- [DIRECTION]
Give all the lines below again, exactly, with no pictures.

- [GIVEN DATA]
********

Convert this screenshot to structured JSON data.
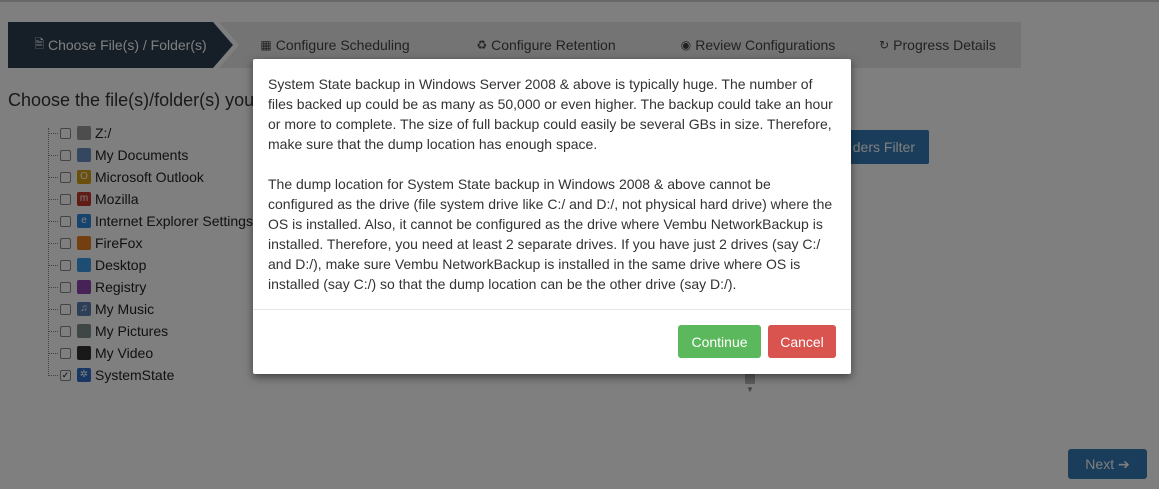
{
  "wizard": {
    "steps": [
      {
        "label": "Choose File(s) / Folder(s)",
        "icon": "file-icon",
        "glyph": "🗎",
        "active": true
      },
      {
        "label": "Configure Scheduling",
        "icon": "calendar-icon",
        "glyph": "▦",
        "active": false
      },
      {
        "label": "Configure Retention",
        "icon": "recycle-icon",
        "glyph": "♻",
        "active": false
      },
      {
        "label": "Review Configurations",
        "icon": "eye-icon",
        "glyph": "◉",
        "active": false
      },
      {
        "label": "Progress Details",
        "icon": "refresh-icon",
        "glyph": "↻",
        "active": false
      }
    ]
  },
  "main": {
    "heading": "Choose the file(s)/folder(s) you",
    "filter_button": "ders Filter",
    "tree": [
      {
        "label": "Z:/",
        "icon": "drive-icon",
        "color": "#9a9a9a",
        "glyph": "",
        "checked": false
      },
      {
        "label": "My Documents",
        "icon": "documents-icon",
        "color": "#6a8fc0",
        "glyph": "",
        "checked": false
      },
      {
        "label": "Microsoft Outlook",
        "icon": "outlook-icon",
        "color": "#d4a017",
        "glyph": "O",
        "checked": false
      },
      {
        "label": "Mozilla",
        "icon": "mozilla-icon",
        "color": "#c0392b",
        "glyph": "m",
        "checked": false
      },
      {
        "label": "Internet Explorer Settings",
        "icon": "ie-icon",
        "color": "#2e86de",
        "glyph": "e",
        "checked": false
      },
      {
        "label": "FireFox",
        "icon": "firefox-icon",
        "color": "#e67e22",
        "glyph": "",
        "checked": false
      },
      {
        "label": "Desktop",
        "icon": "desktop-icon",
        "color": "#3d9be9",
        "glyph": "",
        "checked": false
      },
      {
        "label": "Registry",
        "icon": "registry-icon",
        "color": "#8e44ad",
        "glyph": "",
        "checked": false
      },
      {
        "label": "My Music",
        "icon": "music-icon",
        "color": "#5b7db1",
        "glyph": "♫",
        "checked": false
      },
      {
        "label": "My Pictures",
        "icon": "pictures-icon",
        "color": "#7f8c8d",
        "glyph": "",
        "checked": false
      },
      {
        "label": "My Video",
        "icon": "video-icon",
        "color": "#333333",
        "glyph": "",
        "checked": false
      },
      {
        "label": "SystemState",
        "icon": "systemstate-icon",
        "color": "#2e6fc4",
        "glyph": "✲",
        "checked": true
      }
    ],
    "next_button": "Next ➔"
  },
  "modal": {
    "paragraphs": [
      "System State backup in Windows Server 2008 & above is typically huge. The number of files backed up could be as many as 50,000 or even higher. The backup could take an hour or more to complete. The size of full backup could easily be several GBs in size. Therefore, make sure that the dump location has enough space.",
      "The dump location for System State backup in Windows 2008 & above cannot be configured as the drive (file system drive like C:/ and D:/, not physical hard drive) where the OS is installed. Also, it cannot be configured as the drive where Vembu NetworkBackup is installed. Therefore, you need at least 2 separate drives. If you have just 2 drives (say C:/ and D:/), make sure Vembu NetworkBackup is installed in the same drive where OS is installed (say C:/) so that the dump location can be the other drive (say D:/)."
    ],
    "continue_label": "Continue",
    "cancel_label": "Cancel"
  },
  "colors": {
    "active_step": "#2c3e50",
    "inactive_step": "#e8e8e8",
    "primary": "#337ab7",
    "success": "#5cb85c",
    "danger": "#d9534f"
  }
}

********

- [EXERCISE ANSWER]
Convert this screenshot to structured JSON data.
{
  "wizard": {
    "steps": [
      {
        "label": "Choose File(s) / Folder(s)",
        "icon": "file-icon",
        "glyph": "🗎",
        "active": true
      },
      {
        "label": "Configure Scheduling",
        "icon": "calendar-icon",
        "glyph": "▦",
        "active": false
      },
      {
        "label": "Configure Retention",
        "icon": "recycle-icon",
        "glyph": "♻",
        "active": false
      },
      {
        "label": "Review Configurations",
        "icon": "eye-icon",
        "glyph": "◉",
        "active": false
      },
      {
        "label": "Progress Details",
        "icon": "refresh-icon",
        "glyph": "↻",
        "active": false
      }
    ]
  },
  "main": {
    "heading": "Choose the file(s)/folder(s) you",
    "filter_button": "ders Filter",
    "tree": [
      {
        "label": "Z:/",
        "icon": "drive-icon",
        "color": "#9a9a9a",
        "glyph": "",
        "checked": false
      },
      {
        "label": "My Documents",
        "icon": "documents-icon",
        "color": "#6a8fc0",
        "glyph": "",
        "checked": false
      },
      {
        "label": "Microsoft Outlook",
        "icon": "outlook-icon",
        "color": "#d4a017",
        "glyph": "O",
        "checked": false
      },
      {
        "label": "Mozilla",
        "icon": "mozilla-icon",
        "color": "#c0392b",
        "glyph": "m",
        "checked": false
      },
      {
        "label": "Internet Explorer Settings",
        "icon": "ie-icon",
        "color": "#2e86de",
        "glyph": "e",
        "checked": false
      },
      {
        "label": "FireFox",
        "icon": "firefox-icon",
        "color": "#e67e22",
        "glyph": "",
        "checked": false
      },
      {
        "label": "Desktop",
        "icon": "desktop-icon",
        "color": "#3d9be9",
        "glyph": "",
        "checked": false
      },
      {
        "label": "Registry",
        "icon": "registry-icon",
        "color": "#8e44ad",
        "glyph": "",
        "checked": false
      },
      {
        "label": "My Music",
        "icon": "music-icon",
        "color": "#5b7db1",
        "glyph": "♫",
        "checked": false
      },
      {
        "label": "My Pictures",
        "icon": "pictures-icon",
        "color": "#7f8c8d",
        "glyph": "",
        "checked": false
      },
      {
        "label": "My Video",
        "icon": "video-icon",
        "color": "#333333",
        "glyph": "",
        "checked": false
      },
      {
        "label": "SystemState",
        "icon": "systemstate-icon",
        "color": "#2e6fc4",
        "glyph": "✲",
        "checked": true
      }
    ],
    "next_button": "Next ➔"
  },
  "modal": {
    "paragraphs": [
      "System State backup in Windows Server 2008 & above is typically huge. The number of files backed up could be as many as 50,000 or even higher. The backup could take an hour or more to complete. The size of full backup could easily be several GBs in size. Therefore, make sure that the dump location has enough space.",
      "The dump location for System State backup in Windows 2008 & above cannot be configured as the drive (file system drive like C:/ and D:/, not physical hard drive) where the OS is installed. Also, it cannot be configured as the drive where Vembu NetworkBackup is installed. Therefore, you need at least 2 separate drives. If you have just 2 drives (say C:/ and D:/), make sure Vembu NetworkBackup is installed in the same drive where OS is installed (say C:/) so that the dump location can be the other drive (say D:/)."
    ],
    "continue_label": "Continue",
    "cancel_label": "Cancel"
  },
  "colors": {
    "active_step": "#2c3e50",
    "inactive_step": "#e8e8e8",
    "primary": "#337ab7",
    "success": "#5cb85c",
    "danger": "#d9534f"
  }
}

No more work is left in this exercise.